▶ [Directive]: Rewrite these records with every "Report a map error" changed to "Report a problem", keeping everything else the same.

▶ [Supplied records]:

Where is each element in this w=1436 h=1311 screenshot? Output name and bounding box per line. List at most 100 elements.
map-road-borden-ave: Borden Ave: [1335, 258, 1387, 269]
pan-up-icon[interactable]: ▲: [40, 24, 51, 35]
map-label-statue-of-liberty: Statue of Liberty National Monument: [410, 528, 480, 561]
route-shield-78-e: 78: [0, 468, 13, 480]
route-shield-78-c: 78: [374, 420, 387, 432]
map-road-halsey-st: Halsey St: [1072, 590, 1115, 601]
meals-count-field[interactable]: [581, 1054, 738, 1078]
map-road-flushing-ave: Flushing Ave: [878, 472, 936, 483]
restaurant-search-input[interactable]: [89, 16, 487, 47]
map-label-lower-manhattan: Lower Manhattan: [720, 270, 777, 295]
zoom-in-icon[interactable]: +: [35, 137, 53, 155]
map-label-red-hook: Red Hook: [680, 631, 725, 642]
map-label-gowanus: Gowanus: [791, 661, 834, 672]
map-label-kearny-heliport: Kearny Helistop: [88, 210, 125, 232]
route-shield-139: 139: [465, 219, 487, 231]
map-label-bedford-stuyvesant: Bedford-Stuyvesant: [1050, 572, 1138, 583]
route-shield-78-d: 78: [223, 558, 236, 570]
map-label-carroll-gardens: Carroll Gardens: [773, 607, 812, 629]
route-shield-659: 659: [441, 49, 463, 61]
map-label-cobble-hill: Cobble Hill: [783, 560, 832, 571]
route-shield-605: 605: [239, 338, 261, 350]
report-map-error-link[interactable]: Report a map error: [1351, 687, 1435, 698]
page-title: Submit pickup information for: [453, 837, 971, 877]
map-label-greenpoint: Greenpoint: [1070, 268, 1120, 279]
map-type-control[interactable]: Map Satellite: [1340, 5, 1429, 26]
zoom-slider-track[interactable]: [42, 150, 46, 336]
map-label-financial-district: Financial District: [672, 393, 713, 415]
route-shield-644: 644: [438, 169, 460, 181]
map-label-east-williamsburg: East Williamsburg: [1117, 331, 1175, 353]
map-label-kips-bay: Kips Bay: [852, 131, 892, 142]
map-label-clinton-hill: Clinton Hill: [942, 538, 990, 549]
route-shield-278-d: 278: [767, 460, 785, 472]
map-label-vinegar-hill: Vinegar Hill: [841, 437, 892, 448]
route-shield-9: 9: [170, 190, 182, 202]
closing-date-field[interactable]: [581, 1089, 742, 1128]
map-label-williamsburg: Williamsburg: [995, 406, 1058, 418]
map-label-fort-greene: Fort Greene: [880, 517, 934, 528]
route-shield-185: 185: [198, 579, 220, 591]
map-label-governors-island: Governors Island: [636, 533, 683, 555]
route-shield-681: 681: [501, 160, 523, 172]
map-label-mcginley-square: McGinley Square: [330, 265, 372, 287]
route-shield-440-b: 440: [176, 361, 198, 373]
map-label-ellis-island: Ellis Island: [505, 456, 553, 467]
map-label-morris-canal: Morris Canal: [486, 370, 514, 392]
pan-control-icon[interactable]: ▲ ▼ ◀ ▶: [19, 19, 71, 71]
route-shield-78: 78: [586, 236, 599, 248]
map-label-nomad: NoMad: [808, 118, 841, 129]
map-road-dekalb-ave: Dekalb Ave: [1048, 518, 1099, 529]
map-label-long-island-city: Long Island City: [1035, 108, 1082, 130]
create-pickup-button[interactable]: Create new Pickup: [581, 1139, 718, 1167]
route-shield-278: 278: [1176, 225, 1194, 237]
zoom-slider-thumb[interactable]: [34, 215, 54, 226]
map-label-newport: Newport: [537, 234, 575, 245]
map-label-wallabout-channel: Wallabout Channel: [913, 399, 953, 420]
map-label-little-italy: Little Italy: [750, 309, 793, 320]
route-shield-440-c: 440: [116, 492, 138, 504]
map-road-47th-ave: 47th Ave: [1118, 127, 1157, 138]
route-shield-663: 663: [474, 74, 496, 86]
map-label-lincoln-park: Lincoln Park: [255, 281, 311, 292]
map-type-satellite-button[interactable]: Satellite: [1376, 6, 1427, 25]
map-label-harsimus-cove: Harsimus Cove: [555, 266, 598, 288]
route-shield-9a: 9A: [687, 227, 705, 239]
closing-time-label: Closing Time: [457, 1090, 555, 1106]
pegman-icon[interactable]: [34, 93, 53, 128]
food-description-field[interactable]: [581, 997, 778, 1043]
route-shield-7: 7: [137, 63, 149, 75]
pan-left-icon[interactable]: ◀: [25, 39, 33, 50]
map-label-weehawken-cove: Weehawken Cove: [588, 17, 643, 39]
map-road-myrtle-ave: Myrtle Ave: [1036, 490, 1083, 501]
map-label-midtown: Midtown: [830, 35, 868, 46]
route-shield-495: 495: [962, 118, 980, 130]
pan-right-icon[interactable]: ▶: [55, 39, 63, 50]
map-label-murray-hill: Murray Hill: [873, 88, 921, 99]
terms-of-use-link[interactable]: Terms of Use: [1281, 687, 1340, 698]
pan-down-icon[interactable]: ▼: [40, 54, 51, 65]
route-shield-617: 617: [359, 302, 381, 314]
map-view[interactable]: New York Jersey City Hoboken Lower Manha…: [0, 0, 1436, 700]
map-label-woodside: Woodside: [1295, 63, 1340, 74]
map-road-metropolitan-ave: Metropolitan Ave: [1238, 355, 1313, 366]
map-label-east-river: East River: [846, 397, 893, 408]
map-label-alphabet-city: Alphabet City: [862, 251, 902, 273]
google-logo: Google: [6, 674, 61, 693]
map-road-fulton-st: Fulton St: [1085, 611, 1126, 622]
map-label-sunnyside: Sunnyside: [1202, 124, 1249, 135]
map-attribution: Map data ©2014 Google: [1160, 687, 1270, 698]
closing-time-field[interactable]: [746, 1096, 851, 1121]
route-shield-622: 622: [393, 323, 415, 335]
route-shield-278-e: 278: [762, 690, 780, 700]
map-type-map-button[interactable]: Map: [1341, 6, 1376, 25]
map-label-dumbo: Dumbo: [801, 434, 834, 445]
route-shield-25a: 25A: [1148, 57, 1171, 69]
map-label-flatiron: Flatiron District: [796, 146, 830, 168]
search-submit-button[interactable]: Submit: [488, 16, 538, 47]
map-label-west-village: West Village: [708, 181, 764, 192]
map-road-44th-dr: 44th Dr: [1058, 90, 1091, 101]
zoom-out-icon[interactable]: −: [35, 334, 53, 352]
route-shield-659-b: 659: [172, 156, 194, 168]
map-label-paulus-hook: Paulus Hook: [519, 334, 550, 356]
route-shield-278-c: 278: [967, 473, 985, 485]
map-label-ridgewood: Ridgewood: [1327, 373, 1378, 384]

▶ [Solution to the problem]:
Where is each element in this w=1436 h=1311 screenshot? Output name and bounding box per line. List at most 100 elements.
map-road-borden-ave: Borden Ave: [1335, 258, 1387, 269]
pan-up-icon[interactable]: ▲: [40, 24, 51, 35]
map-label-statue-of-liberty: Statue of Liberty National Monument: [410, 528, 480, 561]
route-shield-78-e: 78: [0, 468, 13, 480]
route-shield-78-c: 78: [374, 420, 387, 432]
map-road-halsey-st: Halsey St: [1072, 590, 1115, 601]
meals-count-field[interactable]: [581, 1054, 738, 1078]
map-road-flushing-ave: Flushing Ave: [878, 472, 936, 483]
restaurant-search-input[interactable]: [89, 16, 487, 47]
map-label-lower-manhattan: Lower Manhattan: [720, 270, 777, 295]
zoom-in-icon[interactable]: +: [35, 137, 53, 155]
map-label-red-hook: Red Hook: [680, 631, 725, 642]
map-label-gowanus: Gowanus: [791, 661, 834, 672]
map-label-kearny-heliport: Kearny Helistop: [88, 210, 125, 232]
route-shield-139: 139: [465, 219, 487, 231]
map-label-bedford-stuyvesant: Bedford-Stuyvesant: [1050, 572, 1138, 583]
route-shield-78-d: 78: [223, 558, 236, 570]
map-label-carroll-gardens: Carroll Gardens: [773, 607, 812, 629]
route-shield-659: 659: [441, 49, 463, 61]
map-label-cobble-hill: Cobble Hill: [783, 560, 832, 571]
route-shield-605: 605: [239, 338, 261, 350]
report-map-error-link[interactable]: Report a problem: [1351, 687, 1435, 698]
page-title: Submit pickup information for: [453, 837, 971, 877]
map-label-greenpoint: Greenpoint: [1070, 268, 1120, 279]
map-type-control[interactable]: Map Satellite: [1340, 5, 1429, 26]
zoom-slider-track[interactable]: [42, 150, 46, 336]
map-label-financial-district: Financial District: [672, 393, 713, 415]
route-shield-644: 644: [438, 169, 460, 181]
map-label-east-williamsburg: East Williamsburg: [1117, 331, 1175, 353]
map-label-kips-bay: Kips Bay: [852, 131, 892, 142]
map-label-clinton-hill: Clinton Hill: [942, 538, 990, 549]
route-shield-278-d: 278: [767, 460, 785, 472]
map-label-vinegar-hill: Vinegar Hill: [841, 437, 892, 448]
route-shield-9: 9: [170, 190, 182, 202]
closing-date-field[interactable]: [581, 1089, 742, 1128]
map-label-williamsburg: Williamsburg: [995, 406, 1058, 418]
map-label-fort-greene: Fort Greene: [880, 517, 934, 528]
route-shield-185: 185: [198, 579, 220, 591]
map-label-governors-island: Governors Island: [636, 533, 683, 555]
route-shield-681: 681: [501, 160, 523, 172]
map-label-mcginley-square: McGinley Square: [330, 265, 372, 287]
route-shield-440-b: 440: [176, 361, 198, 373]
map-label-ellis-island: Ellis Island: [505, 456, 553, 467]
map-label-morris-canal: Morris Canal: [486, 370, 514, 392]
pan-control-icon[interactable]: ▲ ▼ ◀ ▶: [19, 19, 71, 71]
route-shield-78: 78: [586, 236, 599, 248]
map-label-nomad: NoMad: [808, 118, 841, 129]
map-road-dekalb-ave: Dekalb Ave: [1048, 518, 1099, 529]
map-label-long-island-city: Long Island City: [1035, 108, 1082, 130]
create-pickup-button[interactable]: Create new Pickup: [581, 1139, 718, 1167]
route-shield-278: 278: [1176, 225, 1194, 237]
zoom-slider-thumb[interactable]: [34, 215, 54, 226]
map-label-newport: Newport: [537, 234, 575, 245]
map-label-wallabout-channel: Wallabout Channel: [913, 399, 953, 420]
map-label-little-italy: Little Italy: [750, 309, 793, 320]
route-shield-440-c: 440: [116, 492, 138, 504]
map-road-47th-ave: 47th Ave: [1118, 127, 1157, 138]
route-shield-663: 663: [474, 74, 496, 86]
map-label-lincoln-park: Lincoln Park: [255, 281, 311, 292]
map-type-satellite-button[interactable]: Satellite: [1376, 6, 1427, 25]
map-label-harsimus-cove: Harsimus Cove: [555, 266, 598, 288]
route-shield-9a: 9A: [687, 227, 705, 239]
closing-time-label: Closing Time: [457, 1090, 555, 1106]
pegman-icon[interactable]: [34, 93, 53, 128]
food-description-field[interactable]: [581, 997, 778, 1043]
route-shield-7: 7: [137, 63, 149, 75]
pan-left-icon[interactable]: ◀: [25, 39, 33, 50]
map-label-weehawken-cove: Weehawken Cove: [588, 17, 643, 39]
map-road-myrtle-ave: Myrtle Ave: [1036, 490, 1083, 501]
map-label-midtown: Midtown: [830, 35, 868, 46]
route-shield-495: 495: [962, 118, 980, 130]
pan-right-icon[interactable]: ▶: [55, 39, 63, 50]
map-label-murray-hill: Murray Hill: [873, 88, 921, 99]
terms-of-use-link[interactable]: Terms of Use: [1281, 687, 1340, 698]
pan-down-icon[interactable]: ▼: [40, 54, 51, 65]
route-shield-617: 617: [359, 302, 381, 314]
map-view[interactable]: New York Jersey City Hoboken Lower Manha…: [0, 0, 1436, 700]
map-label-woodside: Woodside: [1295, 63, 1340, 74]
map-road-metropolitan-ave: Metropolitan Ave: [1238, 355, 1313, 366]
map-label-east-river: East River: [846, 397, 893, 408]
map-label-alphabet-city: Alphabet City: [862, 251, 902, 273]
google-logo: Google: [6, 674, 61, 693]
map-road-fulton-st: Fulton St: [1085, 611, 1126, 622]
map-label-sunnyside: Sunnyside: [1202, 124, 1249, 135]
map-attribution: Map data ©2014 Google: [1160, 687, 1270, 698]
closing-time-field[interactable]: [746, 1096, 851, 1121]
route-shield-622: 622: [393, 323, 415, 335]
route-shield-278-e: 278: [762, 690, 780, 700]
map-type-map-button[interactable]: Map: [1341, 6, 1376, 25]
map-label-dumbo: Dumbo: [801, 434, 834, 445]
route-shield-25a: 25A: [1148, 57, 1171, 69]
map-label-flatiron: Flatiron District: [796, 146, 830, 168]
search-submit-button[interactable]: Submit: [488, 16, 538, 47]
map-label-west-village: West Village: [708, 181, 764, 192]
map-road-44th-dr: 44th Dr: [1058, 90, 1091, 101]
zoom-out-icon[interactable]: −: [35, 334, 53, 352]
route-shield-659-b: 659: [172, 156, 194, 168]
map-label-paulus-hook: Paulus Hook: [519, 334, 550, 356]
route-shield-278-c: 278: [967, 473, 985, 485]
map-label-ridgewood: Ridgewood: [1327, 373, 1378, 384]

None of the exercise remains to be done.